### [What the exercise asks]
For each line below that holds "schedule", return the line as it stands.

Transcript data for document pages:
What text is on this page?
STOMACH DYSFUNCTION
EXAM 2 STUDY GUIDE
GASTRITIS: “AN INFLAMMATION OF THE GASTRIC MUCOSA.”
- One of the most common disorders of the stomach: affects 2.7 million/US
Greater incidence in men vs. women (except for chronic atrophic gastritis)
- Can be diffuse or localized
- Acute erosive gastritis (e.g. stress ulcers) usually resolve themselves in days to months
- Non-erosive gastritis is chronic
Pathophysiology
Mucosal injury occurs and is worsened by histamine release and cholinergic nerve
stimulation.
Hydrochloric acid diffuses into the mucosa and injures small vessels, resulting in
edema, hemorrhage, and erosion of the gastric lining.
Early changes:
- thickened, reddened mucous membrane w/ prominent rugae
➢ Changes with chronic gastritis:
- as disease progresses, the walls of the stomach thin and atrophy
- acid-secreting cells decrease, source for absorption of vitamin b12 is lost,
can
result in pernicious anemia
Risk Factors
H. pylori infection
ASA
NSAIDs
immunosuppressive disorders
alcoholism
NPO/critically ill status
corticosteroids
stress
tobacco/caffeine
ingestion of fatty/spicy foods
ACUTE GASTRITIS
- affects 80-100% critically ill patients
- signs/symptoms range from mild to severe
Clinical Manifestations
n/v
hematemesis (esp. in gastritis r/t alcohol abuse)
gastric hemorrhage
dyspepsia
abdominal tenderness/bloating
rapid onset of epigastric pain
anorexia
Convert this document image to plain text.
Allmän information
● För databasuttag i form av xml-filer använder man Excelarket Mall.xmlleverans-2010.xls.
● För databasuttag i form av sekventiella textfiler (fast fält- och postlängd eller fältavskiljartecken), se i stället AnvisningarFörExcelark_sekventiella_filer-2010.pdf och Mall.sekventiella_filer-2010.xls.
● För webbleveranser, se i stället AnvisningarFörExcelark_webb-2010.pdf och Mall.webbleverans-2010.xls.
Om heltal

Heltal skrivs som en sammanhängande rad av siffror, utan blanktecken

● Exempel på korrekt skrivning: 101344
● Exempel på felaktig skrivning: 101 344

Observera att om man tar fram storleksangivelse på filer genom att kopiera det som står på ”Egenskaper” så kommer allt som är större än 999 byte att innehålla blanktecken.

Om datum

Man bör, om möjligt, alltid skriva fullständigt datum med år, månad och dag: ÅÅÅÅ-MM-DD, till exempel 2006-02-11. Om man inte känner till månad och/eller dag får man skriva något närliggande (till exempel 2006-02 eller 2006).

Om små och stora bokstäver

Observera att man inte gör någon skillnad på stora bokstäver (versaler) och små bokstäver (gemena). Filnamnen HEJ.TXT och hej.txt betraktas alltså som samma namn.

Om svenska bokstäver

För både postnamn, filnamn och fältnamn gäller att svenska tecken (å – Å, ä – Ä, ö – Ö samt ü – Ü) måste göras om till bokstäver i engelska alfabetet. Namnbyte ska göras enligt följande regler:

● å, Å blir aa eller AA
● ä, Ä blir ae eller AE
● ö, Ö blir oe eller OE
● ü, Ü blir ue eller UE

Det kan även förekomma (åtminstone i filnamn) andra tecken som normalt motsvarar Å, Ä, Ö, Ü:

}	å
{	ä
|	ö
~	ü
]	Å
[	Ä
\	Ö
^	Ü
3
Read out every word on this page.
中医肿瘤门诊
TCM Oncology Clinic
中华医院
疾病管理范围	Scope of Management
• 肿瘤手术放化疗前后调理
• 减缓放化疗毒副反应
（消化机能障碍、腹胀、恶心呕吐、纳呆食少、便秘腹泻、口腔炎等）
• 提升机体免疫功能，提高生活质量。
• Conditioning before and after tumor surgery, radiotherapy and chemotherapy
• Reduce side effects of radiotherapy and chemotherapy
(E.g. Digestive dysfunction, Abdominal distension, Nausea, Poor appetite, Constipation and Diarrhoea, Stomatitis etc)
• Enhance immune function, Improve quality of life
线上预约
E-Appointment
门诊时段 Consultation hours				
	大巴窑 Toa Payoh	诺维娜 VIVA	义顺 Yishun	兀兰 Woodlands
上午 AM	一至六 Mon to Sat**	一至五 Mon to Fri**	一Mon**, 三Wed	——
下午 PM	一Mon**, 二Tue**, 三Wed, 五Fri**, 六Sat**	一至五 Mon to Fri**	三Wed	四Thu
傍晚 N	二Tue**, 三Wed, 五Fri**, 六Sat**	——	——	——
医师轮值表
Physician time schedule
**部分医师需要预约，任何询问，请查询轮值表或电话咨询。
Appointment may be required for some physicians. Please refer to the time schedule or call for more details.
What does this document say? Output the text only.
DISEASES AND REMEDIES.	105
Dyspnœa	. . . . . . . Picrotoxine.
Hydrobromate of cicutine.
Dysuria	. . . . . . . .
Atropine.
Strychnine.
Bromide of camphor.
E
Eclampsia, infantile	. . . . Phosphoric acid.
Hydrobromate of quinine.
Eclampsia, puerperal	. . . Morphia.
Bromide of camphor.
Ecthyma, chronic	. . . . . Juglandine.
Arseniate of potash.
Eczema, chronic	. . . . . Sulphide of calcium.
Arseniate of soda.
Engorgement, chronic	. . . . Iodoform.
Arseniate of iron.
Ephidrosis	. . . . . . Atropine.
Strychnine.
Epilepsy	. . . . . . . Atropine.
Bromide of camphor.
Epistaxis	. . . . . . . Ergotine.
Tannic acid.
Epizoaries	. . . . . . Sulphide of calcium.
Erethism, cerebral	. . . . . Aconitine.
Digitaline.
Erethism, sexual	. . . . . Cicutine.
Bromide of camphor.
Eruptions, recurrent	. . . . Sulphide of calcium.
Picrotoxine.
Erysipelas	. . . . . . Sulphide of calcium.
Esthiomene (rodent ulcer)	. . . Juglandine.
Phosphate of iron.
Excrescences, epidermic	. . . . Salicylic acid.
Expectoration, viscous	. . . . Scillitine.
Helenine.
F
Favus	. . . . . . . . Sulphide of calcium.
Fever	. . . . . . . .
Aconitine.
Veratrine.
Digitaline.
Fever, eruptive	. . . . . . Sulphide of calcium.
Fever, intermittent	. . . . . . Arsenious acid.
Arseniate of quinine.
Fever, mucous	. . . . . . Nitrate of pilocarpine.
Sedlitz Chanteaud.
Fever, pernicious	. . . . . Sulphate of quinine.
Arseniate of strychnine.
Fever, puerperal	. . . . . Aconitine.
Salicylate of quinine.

### [Task solution]
Physician time schedule
Appointment may be required for some physicians. Please refer to the time schedule or call for more details.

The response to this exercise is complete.